# What this task involves:
Search the material for the word "Unit" and report each line where it turns up.

# Data listing:

****

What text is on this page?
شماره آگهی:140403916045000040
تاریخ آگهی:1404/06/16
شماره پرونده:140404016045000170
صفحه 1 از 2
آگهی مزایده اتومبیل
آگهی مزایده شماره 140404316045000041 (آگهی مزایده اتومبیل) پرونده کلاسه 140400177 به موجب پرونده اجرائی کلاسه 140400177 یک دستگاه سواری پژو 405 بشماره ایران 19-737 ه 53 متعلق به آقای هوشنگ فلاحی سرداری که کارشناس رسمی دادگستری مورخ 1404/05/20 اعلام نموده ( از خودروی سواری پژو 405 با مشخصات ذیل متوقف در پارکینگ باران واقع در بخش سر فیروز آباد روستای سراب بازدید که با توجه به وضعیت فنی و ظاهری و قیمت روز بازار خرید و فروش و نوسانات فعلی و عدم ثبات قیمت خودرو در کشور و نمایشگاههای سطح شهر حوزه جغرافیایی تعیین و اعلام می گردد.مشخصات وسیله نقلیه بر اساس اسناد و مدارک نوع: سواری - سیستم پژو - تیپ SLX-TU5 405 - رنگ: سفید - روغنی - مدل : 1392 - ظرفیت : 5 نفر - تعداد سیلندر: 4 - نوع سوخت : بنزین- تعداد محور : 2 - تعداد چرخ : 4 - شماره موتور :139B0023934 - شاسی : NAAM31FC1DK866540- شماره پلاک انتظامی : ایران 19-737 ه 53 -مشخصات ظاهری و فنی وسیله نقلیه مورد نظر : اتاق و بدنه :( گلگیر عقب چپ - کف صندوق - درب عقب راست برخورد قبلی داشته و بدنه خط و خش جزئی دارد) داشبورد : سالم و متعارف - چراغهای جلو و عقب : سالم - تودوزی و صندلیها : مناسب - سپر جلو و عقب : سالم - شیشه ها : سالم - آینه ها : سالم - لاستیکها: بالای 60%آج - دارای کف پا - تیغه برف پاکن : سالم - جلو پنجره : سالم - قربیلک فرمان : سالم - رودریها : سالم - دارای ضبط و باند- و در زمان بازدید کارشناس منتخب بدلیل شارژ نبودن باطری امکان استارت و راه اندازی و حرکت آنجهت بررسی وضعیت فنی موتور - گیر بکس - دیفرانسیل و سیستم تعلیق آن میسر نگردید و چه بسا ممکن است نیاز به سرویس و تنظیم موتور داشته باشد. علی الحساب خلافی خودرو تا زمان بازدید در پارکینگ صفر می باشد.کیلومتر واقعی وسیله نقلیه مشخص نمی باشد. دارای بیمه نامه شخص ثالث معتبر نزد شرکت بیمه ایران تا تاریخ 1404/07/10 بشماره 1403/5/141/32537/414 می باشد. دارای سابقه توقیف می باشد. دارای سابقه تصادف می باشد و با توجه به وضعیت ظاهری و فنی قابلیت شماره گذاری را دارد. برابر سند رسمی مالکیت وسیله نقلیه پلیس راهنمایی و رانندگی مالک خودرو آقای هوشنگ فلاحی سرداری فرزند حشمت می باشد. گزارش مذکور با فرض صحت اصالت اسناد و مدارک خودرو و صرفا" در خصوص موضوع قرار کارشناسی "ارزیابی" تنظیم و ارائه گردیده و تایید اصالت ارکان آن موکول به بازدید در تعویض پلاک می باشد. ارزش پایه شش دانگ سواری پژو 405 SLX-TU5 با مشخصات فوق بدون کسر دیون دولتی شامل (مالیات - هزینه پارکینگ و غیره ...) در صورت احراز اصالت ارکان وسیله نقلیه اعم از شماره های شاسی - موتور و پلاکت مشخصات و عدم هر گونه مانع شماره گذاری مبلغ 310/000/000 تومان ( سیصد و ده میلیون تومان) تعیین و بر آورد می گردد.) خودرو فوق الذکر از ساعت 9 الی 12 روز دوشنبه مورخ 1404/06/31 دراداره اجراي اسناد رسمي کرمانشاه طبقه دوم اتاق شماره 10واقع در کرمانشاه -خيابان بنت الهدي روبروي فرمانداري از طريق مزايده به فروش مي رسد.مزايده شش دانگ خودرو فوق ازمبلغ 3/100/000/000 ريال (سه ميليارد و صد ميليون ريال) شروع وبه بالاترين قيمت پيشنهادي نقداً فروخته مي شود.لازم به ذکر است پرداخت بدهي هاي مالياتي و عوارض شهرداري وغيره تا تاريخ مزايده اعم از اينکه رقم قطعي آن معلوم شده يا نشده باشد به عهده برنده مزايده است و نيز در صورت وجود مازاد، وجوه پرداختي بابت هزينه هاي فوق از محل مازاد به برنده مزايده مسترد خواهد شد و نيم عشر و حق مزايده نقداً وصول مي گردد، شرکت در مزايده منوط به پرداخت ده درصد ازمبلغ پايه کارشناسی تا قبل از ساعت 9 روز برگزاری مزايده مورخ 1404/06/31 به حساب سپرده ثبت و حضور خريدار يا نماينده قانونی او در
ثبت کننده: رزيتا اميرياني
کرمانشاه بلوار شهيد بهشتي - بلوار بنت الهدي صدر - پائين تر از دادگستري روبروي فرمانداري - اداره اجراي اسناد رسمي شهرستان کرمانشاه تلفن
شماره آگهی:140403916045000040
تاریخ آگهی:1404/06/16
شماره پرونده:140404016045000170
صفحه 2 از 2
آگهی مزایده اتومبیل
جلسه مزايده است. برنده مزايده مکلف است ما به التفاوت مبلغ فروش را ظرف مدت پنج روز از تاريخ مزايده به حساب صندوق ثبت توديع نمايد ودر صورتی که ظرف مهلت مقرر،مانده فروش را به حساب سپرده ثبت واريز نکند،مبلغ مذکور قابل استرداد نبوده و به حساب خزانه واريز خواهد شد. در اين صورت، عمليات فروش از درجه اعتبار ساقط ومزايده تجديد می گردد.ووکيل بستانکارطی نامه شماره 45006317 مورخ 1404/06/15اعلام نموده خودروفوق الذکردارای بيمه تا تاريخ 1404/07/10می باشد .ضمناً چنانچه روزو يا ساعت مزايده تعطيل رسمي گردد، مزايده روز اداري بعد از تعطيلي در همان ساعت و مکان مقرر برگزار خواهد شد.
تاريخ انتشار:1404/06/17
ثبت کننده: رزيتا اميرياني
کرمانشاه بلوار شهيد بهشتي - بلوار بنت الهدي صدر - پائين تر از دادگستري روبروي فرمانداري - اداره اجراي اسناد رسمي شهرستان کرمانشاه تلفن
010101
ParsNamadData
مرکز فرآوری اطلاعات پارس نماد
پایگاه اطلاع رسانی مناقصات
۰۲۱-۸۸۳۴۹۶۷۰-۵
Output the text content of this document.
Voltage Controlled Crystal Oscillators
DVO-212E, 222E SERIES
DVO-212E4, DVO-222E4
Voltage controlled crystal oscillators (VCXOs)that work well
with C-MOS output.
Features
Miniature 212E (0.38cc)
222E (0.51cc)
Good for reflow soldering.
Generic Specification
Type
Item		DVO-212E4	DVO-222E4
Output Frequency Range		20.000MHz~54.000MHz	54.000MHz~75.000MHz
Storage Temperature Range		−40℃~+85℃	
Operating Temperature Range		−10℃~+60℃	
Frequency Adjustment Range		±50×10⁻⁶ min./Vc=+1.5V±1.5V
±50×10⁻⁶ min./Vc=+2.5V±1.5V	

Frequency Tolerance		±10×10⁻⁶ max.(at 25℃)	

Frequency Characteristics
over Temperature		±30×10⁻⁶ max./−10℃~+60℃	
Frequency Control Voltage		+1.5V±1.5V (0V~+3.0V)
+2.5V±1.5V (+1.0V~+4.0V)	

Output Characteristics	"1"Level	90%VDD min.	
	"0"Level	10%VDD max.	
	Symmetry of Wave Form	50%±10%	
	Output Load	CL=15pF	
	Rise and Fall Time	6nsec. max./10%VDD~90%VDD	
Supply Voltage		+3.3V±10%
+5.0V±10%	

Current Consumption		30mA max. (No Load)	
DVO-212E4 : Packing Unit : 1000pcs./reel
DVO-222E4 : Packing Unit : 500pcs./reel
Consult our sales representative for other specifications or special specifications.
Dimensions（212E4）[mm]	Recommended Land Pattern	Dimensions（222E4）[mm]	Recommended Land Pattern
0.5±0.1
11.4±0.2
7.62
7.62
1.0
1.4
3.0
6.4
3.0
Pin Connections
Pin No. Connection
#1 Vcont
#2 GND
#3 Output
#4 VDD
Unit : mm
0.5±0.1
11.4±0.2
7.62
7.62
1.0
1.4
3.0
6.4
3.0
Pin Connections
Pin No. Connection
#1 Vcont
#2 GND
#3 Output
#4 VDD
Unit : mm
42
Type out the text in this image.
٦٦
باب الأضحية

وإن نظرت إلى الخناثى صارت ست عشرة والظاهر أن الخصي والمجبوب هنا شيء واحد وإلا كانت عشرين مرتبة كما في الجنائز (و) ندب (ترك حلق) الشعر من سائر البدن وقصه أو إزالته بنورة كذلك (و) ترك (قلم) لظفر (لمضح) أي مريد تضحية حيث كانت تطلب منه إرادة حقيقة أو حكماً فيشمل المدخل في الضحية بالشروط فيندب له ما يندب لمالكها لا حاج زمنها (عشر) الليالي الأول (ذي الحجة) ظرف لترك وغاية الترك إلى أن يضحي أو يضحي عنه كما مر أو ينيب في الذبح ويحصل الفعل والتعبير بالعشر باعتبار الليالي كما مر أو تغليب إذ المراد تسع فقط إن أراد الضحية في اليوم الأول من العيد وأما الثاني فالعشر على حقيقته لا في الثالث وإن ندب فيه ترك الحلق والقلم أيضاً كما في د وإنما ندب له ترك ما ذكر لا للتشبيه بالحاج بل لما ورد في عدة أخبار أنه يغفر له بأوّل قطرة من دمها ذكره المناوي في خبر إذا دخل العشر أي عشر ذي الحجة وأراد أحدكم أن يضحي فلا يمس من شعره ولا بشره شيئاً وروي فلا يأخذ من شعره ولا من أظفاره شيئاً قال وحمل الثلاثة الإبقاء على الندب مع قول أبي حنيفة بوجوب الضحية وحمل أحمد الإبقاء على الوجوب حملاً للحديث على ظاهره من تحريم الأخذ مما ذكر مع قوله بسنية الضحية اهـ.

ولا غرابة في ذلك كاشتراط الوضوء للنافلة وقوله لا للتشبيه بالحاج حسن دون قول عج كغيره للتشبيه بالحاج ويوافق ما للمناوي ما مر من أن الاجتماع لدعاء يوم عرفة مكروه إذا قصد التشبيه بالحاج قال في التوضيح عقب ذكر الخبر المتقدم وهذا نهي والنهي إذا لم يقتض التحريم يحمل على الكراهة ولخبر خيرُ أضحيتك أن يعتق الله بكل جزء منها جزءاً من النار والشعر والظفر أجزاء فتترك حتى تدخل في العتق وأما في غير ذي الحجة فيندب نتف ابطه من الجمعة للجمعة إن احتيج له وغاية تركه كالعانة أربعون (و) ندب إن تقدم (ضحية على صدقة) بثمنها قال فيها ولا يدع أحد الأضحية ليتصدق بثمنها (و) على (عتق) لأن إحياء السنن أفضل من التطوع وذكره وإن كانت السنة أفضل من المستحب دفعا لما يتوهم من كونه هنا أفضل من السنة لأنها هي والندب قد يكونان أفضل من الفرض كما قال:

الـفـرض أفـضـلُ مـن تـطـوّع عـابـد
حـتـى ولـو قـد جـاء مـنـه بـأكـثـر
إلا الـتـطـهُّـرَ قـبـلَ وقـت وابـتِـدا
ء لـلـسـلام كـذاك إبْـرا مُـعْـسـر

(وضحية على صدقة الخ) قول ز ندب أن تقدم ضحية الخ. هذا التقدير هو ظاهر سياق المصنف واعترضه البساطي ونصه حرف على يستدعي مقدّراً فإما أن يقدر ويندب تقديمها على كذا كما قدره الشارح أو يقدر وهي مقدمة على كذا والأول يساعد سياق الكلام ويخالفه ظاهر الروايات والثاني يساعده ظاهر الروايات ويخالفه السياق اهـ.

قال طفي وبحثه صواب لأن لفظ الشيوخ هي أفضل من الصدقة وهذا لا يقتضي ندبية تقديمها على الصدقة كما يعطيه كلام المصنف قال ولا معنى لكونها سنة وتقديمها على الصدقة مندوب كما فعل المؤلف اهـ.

****

# Reply to the task:
DVO-212E4 : Packing Unit : 1000pcs./reel
DVO-222E4 : Packing Unit : 500pcs./reel
Unit : mm
Unit : mm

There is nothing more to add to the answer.